| What you should do |
Gather each line in the entries that includes the string "Tire".

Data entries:
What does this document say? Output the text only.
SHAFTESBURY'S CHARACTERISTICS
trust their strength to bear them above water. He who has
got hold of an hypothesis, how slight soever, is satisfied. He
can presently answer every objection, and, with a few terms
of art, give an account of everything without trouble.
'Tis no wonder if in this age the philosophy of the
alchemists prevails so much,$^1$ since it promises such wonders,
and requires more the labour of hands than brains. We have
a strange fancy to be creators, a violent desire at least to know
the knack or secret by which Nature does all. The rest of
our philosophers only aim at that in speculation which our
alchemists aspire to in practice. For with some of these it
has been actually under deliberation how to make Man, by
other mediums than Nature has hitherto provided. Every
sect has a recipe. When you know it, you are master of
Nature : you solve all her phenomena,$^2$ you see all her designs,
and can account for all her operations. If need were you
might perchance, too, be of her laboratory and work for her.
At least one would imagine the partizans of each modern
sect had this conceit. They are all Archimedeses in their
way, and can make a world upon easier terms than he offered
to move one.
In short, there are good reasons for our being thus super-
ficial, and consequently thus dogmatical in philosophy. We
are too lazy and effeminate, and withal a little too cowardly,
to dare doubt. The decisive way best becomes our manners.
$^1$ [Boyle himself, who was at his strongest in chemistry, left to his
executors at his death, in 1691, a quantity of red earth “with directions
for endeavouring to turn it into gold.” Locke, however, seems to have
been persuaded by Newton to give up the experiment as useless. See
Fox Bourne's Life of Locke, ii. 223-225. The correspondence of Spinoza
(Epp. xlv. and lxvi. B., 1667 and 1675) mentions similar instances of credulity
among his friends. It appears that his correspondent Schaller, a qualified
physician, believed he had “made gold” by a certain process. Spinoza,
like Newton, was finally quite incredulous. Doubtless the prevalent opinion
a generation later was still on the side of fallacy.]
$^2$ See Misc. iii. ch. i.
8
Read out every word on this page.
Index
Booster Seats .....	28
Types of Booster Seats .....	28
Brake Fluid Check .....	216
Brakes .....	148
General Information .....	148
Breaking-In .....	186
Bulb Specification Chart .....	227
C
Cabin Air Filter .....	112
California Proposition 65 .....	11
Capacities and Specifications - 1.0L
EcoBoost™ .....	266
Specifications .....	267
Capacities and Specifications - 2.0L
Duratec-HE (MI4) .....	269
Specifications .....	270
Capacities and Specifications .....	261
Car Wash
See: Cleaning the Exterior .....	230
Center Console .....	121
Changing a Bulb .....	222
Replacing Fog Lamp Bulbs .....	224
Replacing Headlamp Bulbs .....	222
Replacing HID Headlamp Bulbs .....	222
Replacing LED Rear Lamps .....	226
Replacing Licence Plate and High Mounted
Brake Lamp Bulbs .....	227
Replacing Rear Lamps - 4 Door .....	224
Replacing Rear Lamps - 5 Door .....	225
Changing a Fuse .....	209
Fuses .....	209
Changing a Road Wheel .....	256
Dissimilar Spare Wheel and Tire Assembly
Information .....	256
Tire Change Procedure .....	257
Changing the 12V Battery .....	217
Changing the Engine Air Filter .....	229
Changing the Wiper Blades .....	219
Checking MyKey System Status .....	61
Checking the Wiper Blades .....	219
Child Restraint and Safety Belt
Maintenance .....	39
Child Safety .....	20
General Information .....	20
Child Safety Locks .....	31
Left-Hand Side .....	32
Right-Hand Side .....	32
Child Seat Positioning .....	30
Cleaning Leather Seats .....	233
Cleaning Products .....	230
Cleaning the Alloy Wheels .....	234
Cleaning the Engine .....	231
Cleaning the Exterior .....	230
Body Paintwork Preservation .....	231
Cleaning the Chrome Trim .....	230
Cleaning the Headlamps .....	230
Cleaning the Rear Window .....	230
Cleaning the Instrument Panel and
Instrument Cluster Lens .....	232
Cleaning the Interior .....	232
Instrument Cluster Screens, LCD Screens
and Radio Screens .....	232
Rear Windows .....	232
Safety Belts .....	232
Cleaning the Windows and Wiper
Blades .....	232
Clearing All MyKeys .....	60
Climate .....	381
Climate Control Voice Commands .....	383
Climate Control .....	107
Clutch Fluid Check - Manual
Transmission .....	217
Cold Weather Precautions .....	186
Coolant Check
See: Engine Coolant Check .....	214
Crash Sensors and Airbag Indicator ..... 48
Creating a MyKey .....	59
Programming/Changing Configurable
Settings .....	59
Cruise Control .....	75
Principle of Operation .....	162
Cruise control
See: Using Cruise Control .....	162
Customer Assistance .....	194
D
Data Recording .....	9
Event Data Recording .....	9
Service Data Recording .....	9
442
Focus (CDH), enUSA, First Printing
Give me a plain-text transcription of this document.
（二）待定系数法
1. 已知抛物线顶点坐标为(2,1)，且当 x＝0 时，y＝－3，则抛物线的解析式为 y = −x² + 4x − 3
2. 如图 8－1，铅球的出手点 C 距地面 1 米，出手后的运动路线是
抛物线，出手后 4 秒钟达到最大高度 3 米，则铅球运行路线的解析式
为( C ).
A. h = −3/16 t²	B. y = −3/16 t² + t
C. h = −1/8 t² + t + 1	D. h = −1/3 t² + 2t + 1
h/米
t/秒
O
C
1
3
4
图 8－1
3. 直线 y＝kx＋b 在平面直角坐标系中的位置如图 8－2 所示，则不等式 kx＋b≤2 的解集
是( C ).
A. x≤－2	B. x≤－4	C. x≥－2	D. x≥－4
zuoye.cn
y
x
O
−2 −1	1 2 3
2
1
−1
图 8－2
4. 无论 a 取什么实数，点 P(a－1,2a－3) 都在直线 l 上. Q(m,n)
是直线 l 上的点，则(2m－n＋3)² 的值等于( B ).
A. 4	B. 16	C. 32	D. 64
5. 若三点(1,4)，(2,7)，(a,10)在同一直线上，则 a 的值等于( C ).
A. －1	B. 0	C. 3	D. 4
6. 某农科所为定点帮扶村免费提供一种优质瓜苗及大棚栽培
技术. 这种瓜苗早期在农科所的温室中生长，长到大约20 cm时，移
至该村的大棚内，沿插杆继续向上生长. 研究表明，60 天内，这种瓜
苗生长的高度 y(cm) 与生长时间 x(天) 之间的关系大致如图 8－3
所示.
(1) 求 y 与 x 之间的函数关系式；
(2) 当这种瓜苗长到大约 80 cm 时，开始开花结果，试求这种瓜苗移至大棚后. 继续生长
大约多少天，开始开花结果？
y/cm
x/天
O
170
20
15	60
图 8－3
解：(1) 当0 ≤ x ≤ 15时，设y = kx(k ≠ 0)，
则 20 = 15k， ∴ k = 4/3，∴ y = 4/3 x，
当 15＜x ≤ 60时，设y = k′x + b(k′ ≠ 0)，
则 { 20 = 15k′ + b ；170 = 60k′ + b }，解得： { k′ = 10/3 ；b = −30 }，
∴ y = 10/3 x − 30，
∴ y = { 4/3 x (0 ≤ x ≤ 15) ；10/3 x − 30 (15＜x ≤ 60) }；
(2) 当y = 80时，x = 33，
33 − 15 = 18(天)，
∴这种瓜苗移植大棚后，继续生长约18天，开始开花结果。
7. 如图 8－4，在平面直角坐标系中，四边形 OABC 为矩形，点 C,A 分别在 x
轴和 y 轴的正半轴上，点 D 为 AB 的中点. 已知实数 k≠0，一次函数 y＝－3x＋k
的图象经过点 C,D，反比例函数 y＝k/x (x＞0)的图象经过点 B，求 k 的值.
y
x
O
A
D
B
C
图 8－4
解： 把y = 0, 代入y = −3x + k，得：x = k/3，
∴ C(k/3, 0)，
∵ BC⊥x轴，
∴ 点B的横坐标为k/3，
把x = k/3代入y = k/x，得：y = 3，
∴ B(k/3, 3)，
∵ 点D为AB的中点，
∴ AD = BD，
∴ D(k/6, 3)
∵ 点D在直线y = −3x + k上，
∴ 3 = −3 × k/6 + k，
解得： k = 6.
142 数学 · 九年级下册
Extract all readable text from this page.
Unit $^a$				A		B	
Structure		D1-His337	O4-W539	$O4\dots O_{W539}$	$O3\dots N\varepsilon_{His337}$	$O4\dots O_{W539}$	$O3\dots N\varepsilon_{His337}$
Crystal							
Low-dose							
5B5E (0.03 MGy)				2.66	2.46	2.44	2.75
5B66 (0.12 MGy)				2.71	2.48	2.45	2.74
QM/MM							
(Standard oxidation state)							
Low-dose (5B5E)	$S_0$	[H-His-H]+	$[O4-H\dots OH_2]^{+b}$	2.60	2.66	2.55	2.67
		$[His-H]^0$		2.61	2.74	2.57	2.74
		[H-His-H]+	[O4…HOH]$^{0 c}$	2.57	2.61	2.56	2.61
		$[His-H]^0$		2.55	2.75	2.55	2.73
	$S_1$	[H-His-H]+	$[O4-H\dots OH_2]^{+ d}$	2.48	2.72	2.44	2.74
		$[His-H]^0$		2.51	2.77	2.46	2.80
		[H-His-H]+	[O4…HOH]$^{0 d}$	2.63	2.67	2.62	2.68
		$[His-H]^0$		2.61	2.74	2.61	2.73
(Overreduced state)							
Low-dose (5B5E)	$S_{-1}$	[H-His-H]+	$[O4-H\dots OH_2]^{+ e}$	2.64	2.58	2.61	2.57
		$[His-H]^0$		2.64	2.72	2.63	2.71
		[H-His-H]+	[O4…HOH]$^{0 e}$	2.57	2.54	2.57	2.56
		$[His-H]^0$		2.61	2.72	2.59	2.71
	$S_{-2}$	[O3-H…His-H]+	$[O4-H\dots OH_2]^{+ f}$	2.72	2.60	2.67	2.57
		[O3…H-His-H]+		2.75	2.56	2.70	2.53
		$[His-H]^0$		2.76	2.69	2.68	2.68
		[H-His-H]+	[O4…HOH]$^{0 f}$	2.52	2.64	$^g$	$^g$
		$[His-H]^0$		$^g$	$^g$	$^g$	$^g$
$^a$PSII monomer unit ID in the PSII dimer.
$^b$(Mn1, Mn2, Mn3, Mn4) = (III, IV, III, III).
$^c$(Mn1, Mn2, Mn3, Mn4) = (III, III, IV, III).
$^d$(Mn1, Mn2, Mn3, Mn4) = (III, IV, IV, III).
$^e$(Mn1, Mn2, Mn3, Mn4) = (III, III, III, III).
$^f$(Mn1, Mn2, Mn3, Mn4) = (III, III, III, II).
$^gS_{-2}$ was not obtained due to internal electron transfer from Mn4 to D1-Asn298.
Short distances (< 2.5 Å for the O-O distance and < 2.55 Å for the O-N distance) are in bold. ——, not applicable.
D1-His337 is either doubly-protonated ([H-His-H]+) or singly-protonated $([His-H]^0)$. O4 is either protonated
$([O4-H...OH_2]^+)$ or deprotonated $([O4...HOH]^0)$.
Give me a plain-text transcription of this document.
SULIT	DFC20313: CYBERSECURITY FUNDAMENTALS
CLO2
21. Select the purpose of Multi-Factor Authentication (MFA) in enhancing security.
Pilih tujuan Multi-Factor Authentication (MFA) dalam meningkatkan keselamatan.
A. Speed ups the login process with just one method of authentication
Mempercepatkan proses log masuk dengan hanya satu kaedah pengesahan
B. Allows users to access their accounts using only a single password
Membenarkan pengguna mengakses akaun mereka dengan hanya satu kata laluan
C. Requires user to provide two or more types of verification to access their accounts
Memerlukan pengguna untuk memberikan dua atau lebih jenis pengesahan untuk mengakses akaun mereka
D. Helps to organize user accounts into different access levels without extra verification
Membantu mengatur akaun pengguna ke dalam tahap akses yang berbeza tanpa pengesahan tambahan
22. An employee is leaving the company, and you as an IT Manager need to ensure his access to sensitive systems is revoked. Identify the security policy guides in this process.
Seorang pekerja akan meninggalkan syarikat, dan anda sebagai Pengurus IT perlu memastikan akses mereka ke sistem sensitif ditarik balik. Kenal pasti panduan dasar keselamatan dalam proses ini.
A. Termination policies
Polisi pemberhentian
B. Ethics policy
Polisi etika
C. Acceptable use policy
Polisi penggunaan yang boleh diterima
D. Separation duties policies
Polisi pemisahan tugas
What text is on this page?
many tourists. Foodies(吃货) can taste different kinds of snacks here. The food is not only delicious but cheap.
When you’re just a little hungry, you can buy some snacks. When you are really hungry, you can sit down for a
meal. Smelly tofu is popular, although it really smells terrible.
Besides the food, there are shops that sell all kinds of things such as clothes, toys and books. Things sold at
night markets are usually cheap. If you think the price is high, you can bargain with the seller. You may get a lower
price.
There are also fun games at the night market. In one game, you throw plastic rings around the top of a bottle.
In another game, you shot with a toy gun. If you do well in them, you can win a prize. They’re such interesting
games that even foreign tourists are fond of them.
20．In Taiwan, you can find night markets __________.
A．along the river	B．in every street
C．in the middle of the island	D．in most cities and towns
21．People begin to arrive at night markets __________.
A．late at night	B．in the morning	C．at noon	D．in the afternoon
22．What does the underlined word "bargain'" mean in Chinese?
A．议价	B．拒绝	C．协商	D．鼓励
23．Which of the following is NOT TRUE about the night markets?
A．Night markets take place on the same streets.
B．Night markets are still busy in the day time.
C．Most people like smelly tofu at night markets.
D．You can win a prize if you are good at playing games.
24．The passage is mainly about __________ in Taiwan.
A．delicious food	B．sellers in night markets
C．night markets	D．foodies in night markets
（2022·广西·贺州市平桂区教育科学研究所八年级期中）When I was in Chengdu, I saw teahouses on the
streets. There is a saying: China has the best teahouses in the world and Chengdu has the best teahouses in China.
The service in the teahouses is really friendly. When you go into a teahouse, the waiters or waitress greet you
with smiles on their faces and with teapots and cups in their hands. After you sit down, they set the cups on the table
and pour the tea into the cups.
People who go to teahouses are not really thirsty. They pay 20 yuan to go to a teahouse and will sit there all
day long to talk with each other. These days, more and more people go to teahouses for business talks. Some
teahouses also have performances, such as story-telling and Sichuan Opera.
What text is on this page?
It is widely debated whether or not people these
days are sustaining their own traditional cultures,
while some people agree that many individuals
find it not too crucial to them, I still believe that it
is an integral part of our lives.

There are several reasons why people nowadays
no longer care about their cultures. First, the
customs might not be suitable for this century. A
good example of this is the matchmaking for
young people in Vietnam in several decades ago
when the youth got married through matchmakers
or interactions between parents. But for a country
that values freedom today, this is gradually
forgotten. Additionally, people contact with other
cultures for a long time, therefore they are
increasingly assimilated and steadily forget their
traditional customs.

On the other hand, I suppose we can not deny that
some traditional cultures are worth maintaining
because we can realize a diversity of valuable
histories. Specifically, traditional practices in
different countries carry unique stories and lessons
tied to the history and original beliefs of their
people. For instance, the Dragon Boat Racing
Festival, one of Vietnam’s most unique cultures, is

| Reply |
Dissimilar Spare Wheel and Tire Assembly
Tire Change Procedure .....	257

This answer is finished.